■ **Instruction**: Return every line of the items below unchanged, omitting the pictures from your answer.

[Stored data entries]
====

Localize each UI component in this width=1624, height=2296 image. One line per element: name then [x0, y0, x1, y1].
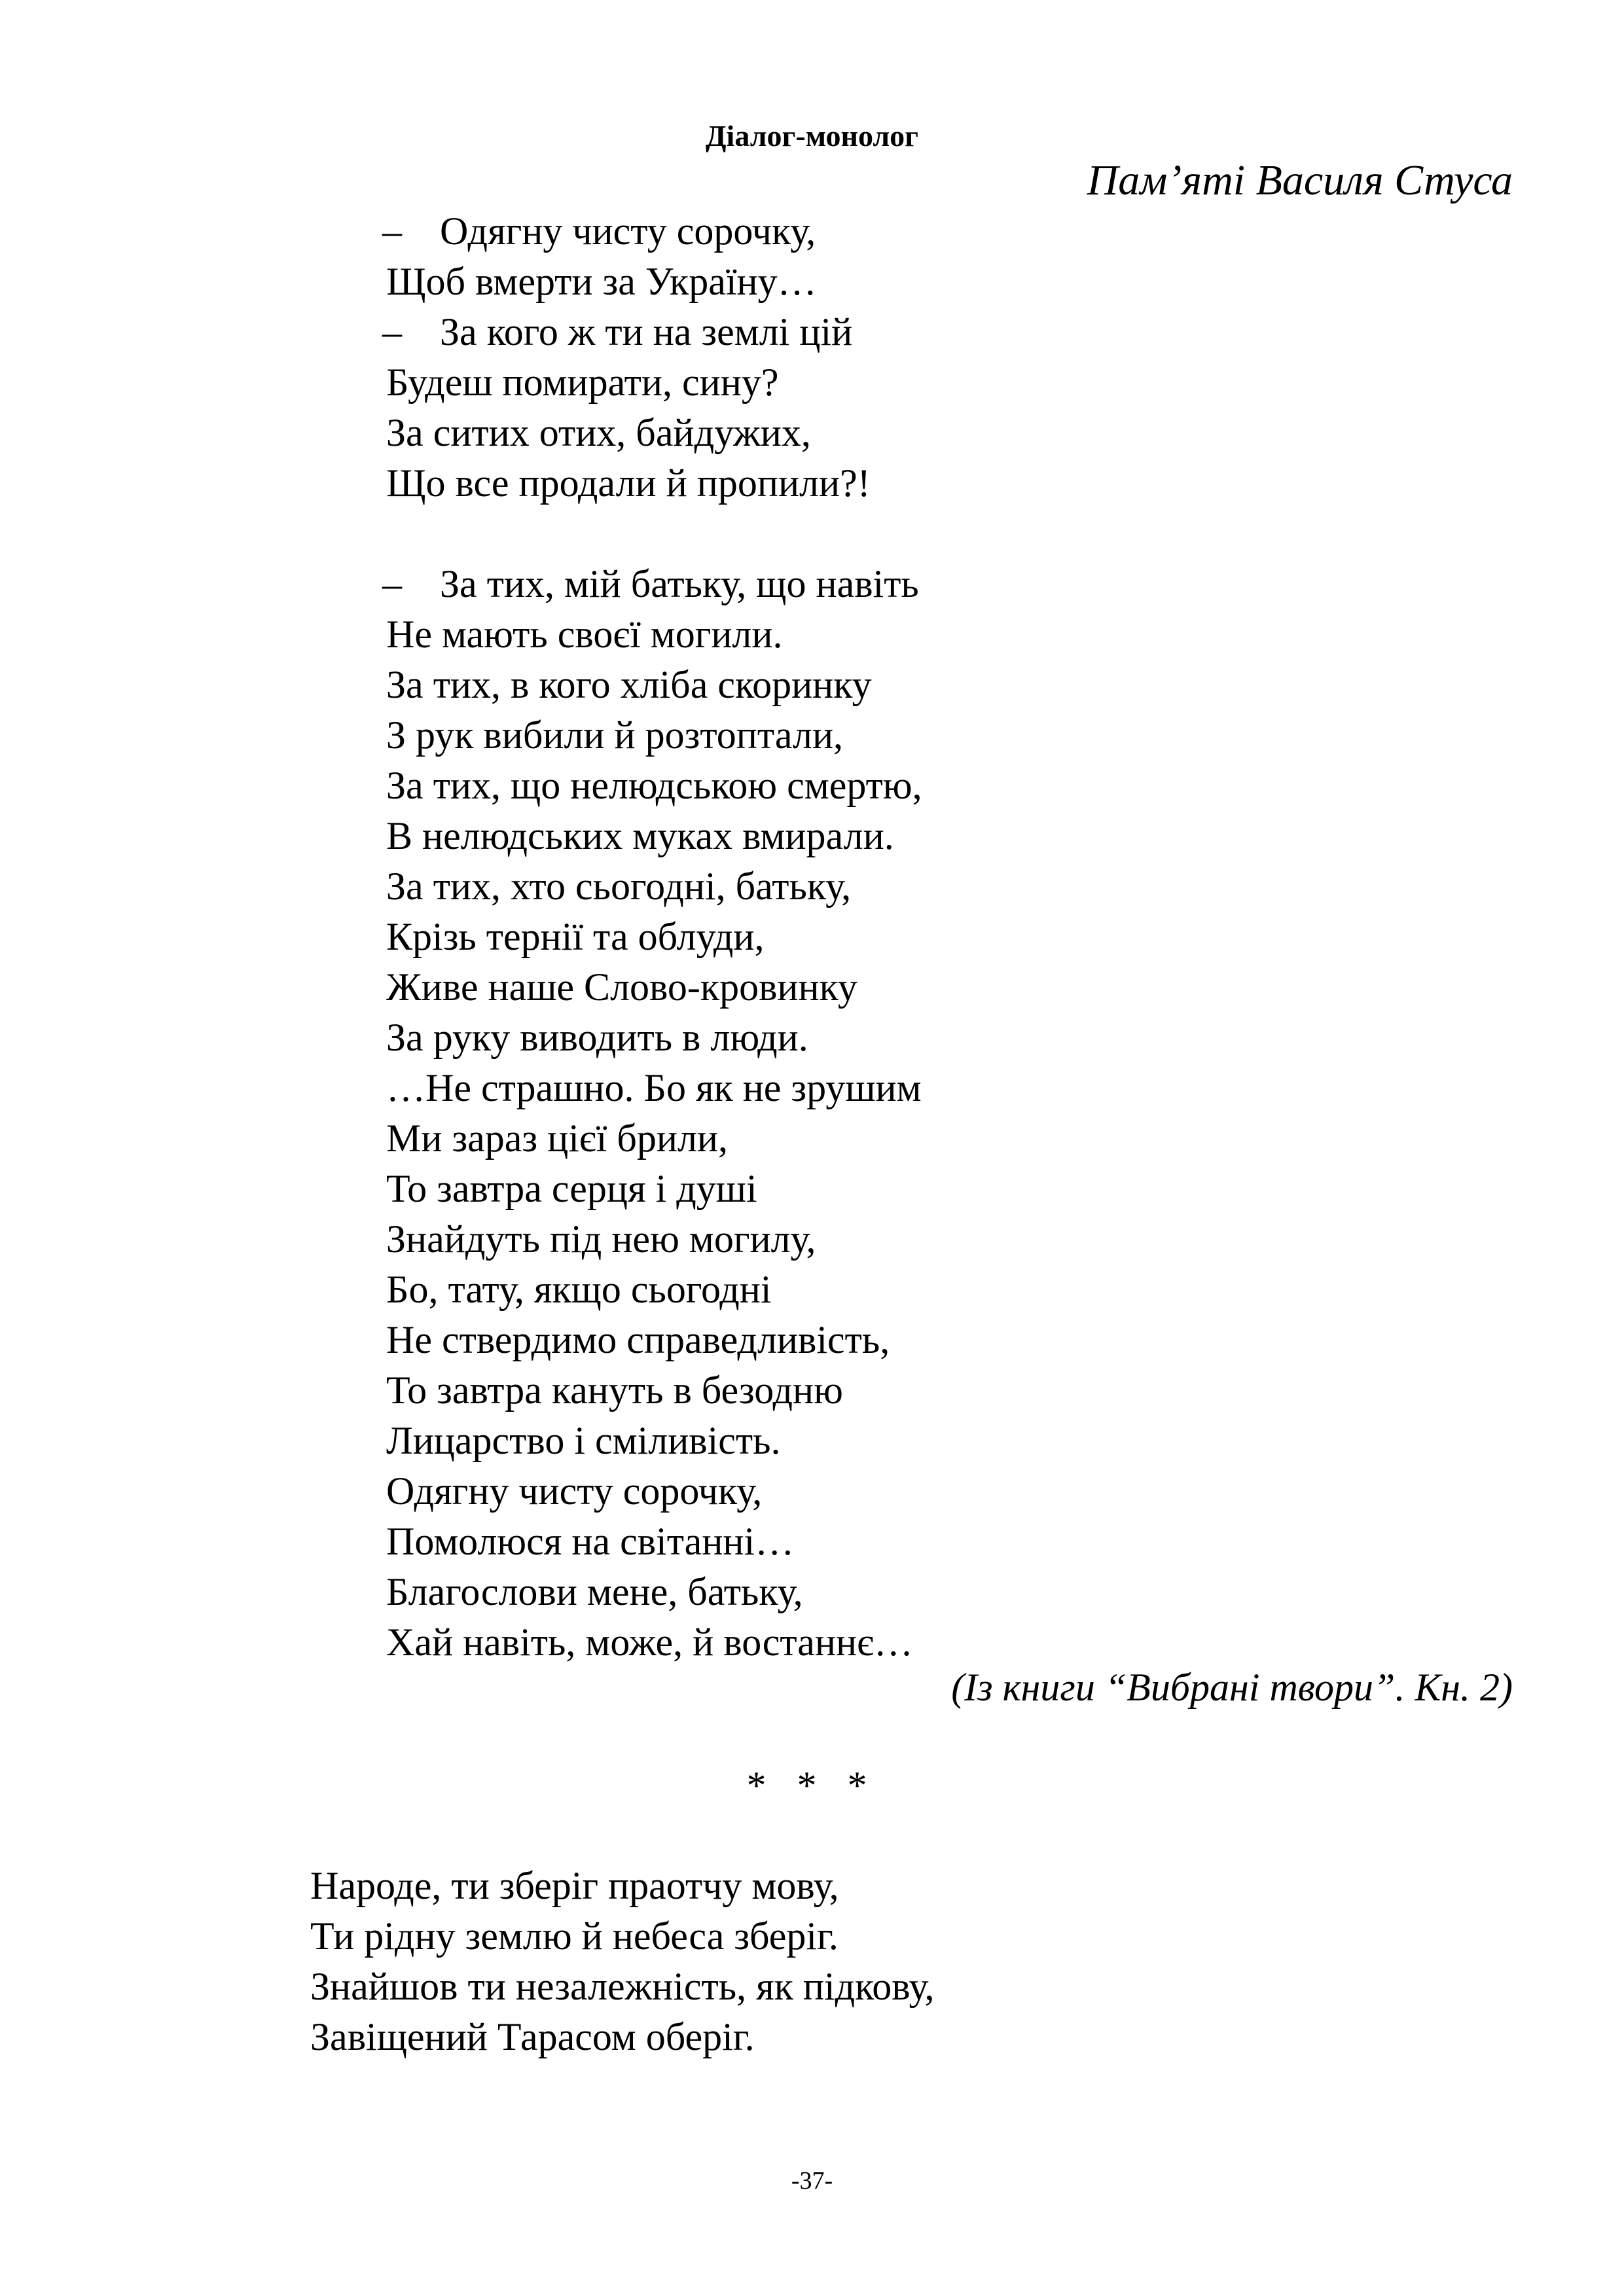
stanza [382, 559, 922, 1668]
poem-line [386, 1214, 922, 1265]
poem-line-text: За руку виводить в люди. [386, 1016, 808, 1059]
poem-untitled [310, 1861, 935, 2062]
poem-line [386, 257, 922, 307]
poem-line [386, 1164, 922, 1214]
poem-dialog-monolog [382, 206, 922, 1668]
poem-line [386, 458, 922, 509]
poem-line [386, 660, 922, 710]
poem-line-text: Не мають своєї могили. [386, 613, 783, 656]
poem-line [386, 1315, 922, 1365]
poem-line [386, 1113, 922, 1164]
poem-line-text: За тих, хто сьогодні, батьку, [386, 865, 852, 908]
poem-line [386, 357, 922, 408]
poem-line [386, 1617, 922, 1668]
poem-line-text: Ми зараз цієї брили, [386, 1117, 729, 1160]
poem-line-text: В нелюдських муках вмирали. [386, 814, 894, 857]
poem-dedication: Пам’яті Василя Стуса [1087, 156, 1513, 204]
poem-line [386, 408, 922, 458]
poem-line [386, 1063, 922, 1113]
poem-line-text: Будеш помирати, сину? [386, 361, 779, 404]
poem-line-text: Живе наше Слово-кровинку [386, 965, 857, 1009]
poem-line-text: За кого ж ти на землі цій [440, 310, 853, 353]
poem-line-text: Хай навіть, може, й востаннє… [386, 1621, 913, 1664]
source-citation: (Із книги “Вибрані твори”. Кн. 2) [951, 1666, 1513, 1709]
page-number: -37- [791, 2167, 833, 2195]
poem-line-text: Одягну чисту сорочку, [440, 209, 816, 253]
poem-line-text: То завтра кануть в безодню [386, 1369, 843, 1412]
poem-line-text: За тих, в кого хліба скоринку [386, 663, 872, 706]
poem-line: Народе, ти зберіг праотчу мову, [310, 1864, 839, 1907]
poem-line-text: Помолюся на світанні… [386, 1520, 795, 1563]
poem-line [386, 861, 922, 912]
poem-line-text: То завтра серця і душі [386, 1167, 757, 1210]
poem-line [386, 1265, 922, 1315]
stanza-break [386, 509, 922, 559]
poem-title: Діалог-монолог [705, 119, 919, 152]
poem-line [386, 1516, 922, 1567]
poem-line-text: Лицарство і сміливість. [386, 1419, 781, 1462]
poem-line [386, 962, 922, 1013]
poem-line-text: Не ствердимо справедливість, [386, 1318, 890, 1361]
dialogue-dash: – [382, 209, 402, 253]
dialogue-dash: – [382, 562, 402, 605]
poem-line-text: Благослови мене, батьку, [386, 1570, 803, 1613]
poem-line [386, 1466, 922, 1516]
poem-line [386, 609, 922, 660]
poem-line-text: Крізь тернії та облуди, [386, 915, 765, 958]
poem-line-text: З рук вибили й розтоптали, [386, 713, 844, 757]
poem-line [382, 307, 922, 357]
poem-line [386, 811, 922, 861]
poem-line: Завіщений Тарасом оберіг. [310, 2015, 755, 2058]
poem-line [382, 559, 922, 609]
poem-line: Знайшов ти незалежність, як підкову, [310, 1965, 935, 2008]
poem-line [386, 1365, 922, 1416]
poem-line-text: Щоб вмерти за Україну… [386, 260, 817, 303]
poem-line-text: Одягну чисту сорочку, [386, 1469, 763, 1513]
poem-line [386, 1567, 922, 1617]
poem-line [386, 710, 922, 761]
poem-line-text: За тих, що нелюдською смертю, [386, 764, 922, 807]
poem-line [382, 206, 922, 257]
poem-line [386, 1416, 922, 1466]
poem-line-text: За тих, мій батьку, що навіть [440, 562, 919, 605]
poem-line [386, 912, 922, 962]
poem-line-text: Що все продали й пропили?! [386, 461, 871, 505]
dialogue-dash: – [382, 310, 402, 353]
poem-line [386, 761, 922, 811]
stanza [382, 206, 922, 509]
section-separator: * * * [746, 1764, 878, 1807]
poem-line-text: Бо, тату, якщо сьогодні [386, 1268, 772, 1311]
poem-line [386, 1013, 922, 1063]
poem-line: Ти рідну землю й небеса зберіг. [310, 1914, 839, 1958]
poem-line-text: Знайдуть під нею могилу, [386, 1217, 816, 1261]
poem-line-text: …Не страшно. Бо як не зрушим [386, 1066, 922, 1109]
poem-line-text: За ситих отих, байдужих, [386, 411, 811, 454]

====

■ **Response to this exercise**:
Localize each UI component in this width=1624, height=2296 image. One line per element: name then [x0, y0, x1, y1].
stanza [382, 559, 922, 1668]
poem-line [386, 1214, 922, 1265]
poem-line-text: За руку виводить в люди. [386, 1016, 808, 1059]
poem-untitled [310, 1861, 935, 2062]
poem-line [386, 257, 922, 307]
poem-line [386, 1164, 922, 1214]
poem-dialog-monolog [382, 206, 922, 1668]
poem-line [386, 458, 922, 509]
poem-line [386, 660, 922, 710]
poem-line-text: Не мають своєї могили. [386, 613, 783, 656]
poem-line [386, 1315, 922, 1365]
poem-line [386, 1113, 922, 1164]
poem-line-text: За тих, хто сьогодні, батьку, [386, 865, 852, 908]
poem-line [386, 357, 922, 408]
poem-line [386, 1617, 922, 1668]
poem-line-text: Ми зараз цієї брили, [386, 1117, 729, 1160]
poem-line-text: В нелюдських муках вмирали. [386, 814, 894, 857]
poem-dedication: Пам’яті Василя Стуса [1087, 156, 1513, 204]
poem-line [386, 408, 922, 458]
poem-line [386, 1063, 922, 1113]
poem-line-text: Будеш помирати, сину? [386, 361, 779, 404]
poem-line-text: Живе наше Слово-кровинку [386, 965, 857, 1009]
poem-line-text: За кого ж ти на землі цій [440, 310, 853, 353]
poem-line-text: Хай навіть, може, й востаннє… [386, 1621, 913, 1664]
source-citation: (Із книги “Вибрані твори”. Кн. 2) [951, 1666, 1513, 1709]
page-number: -37- [791, 2167, 833, 2195]
poem-line-text: Одягну чисту сорочку, [440, 209, 816, 253]
poem-line-text: То завтра кануть в безодню [386, 1369, 843, 1412]
poem-line-text: За тих, в кого хліба скоринку [386, 663, 872, 706]
poem-line: Народе, ти зберіг праотчу мову, [310, 1864, 839, 1907]
poem-line-text: Помолюся на світанні… [386, 1520, 795, 1563]
poem-line [386, 861, 922, 912]
poem-line-text: То завтра серця і душі [386, 1167, 757, 1210]
poem-line [386, 1265, 922, 1315]
stanza-break [386, 509, 922, 559]
poem-title: Діалог-монолог [705, 119, 919, 152]
poem-line [386, 1516, 922, 1567]
poem-line-text: Лицарство і сміливість. [386, 1419, 781, 1462]
poem-line [386, 962, 922, 1013]
poem-line-text: Не ствердимо справедливість, [386, 1318, 890, 1361]
dialogue-dash: – [382, 209, 402, 253]
dialogue-dash: – [382, 562, 402, 605]
poem-line-text: Благослови мене, батьку, [386, 1570, 803, 1613]
poem-line [386, 1466, 922, 1516]
poem-line [386, 609, 922, 660]
poem-line-text: Крізь тернії та облуди, [386, 915, 765, 958]
poem-line-text: З рук вибили й розтоптали, [386, 713, 844, 757]
poem-line [382, 307, 922, 357]
poem-line [386, 811, 922, 861]
poem-line: Завіщений Тарасом оберіг. [310, 2015, 755, 2058]
poem-line [382, 559, 922, 609]
poem-line: Знайшов ти незалежність, як підкову, [310, 1965, 935, 2008]
poem-line [386, 1365, 922, 1416]
poem-line-text: Щоб вмерти за Україну… [386, 260, 817, 303]
poem-line-text: Одягну чисту сорочку, [386, 1469, 763, 1513]
poem-line [386, 1567, 922, 1617]
poem-line [386, 710, 922, 761]
poem-line-text: За тих, що нелюдською смертю, [386, 764, 922, 807]
poem-line [382, 206, 922, 257]
poem-line [386, 1416, 922, 1466]
poem-line-text: За тих, мій батьку, що навіть [440, 562, 919, 605]
poem-line [386, 912, 922, 962]
poem-line-text: Що все продали й пропили?! [386, 461, 871, 505]
dialogue-dash: – [382, 310, 402, 353]
poem-line [386, 761, 922, 811]
stanza [382, 206, 922, 509]
section-separator: * * * [746, 1764, 878, 1807]
poem-line-text: Бо, тату, якщо сьогодні [386, 1268, 772, 1311]
poem-line [386, 1013, 922, 1063]
poem-line: Ти рідну землю й небеса зберіг. [310, 1914, 839, 1958]
poem-line-text: Знайдуть під нею могилу, [386, 1217, 816, 1261]
poem-line-text: …Не страшно. Бо як не зрушим [386, 1066, 922, 1109]
poem-line-text: За ситих отих, байдужих, [386, 411, 811, 454]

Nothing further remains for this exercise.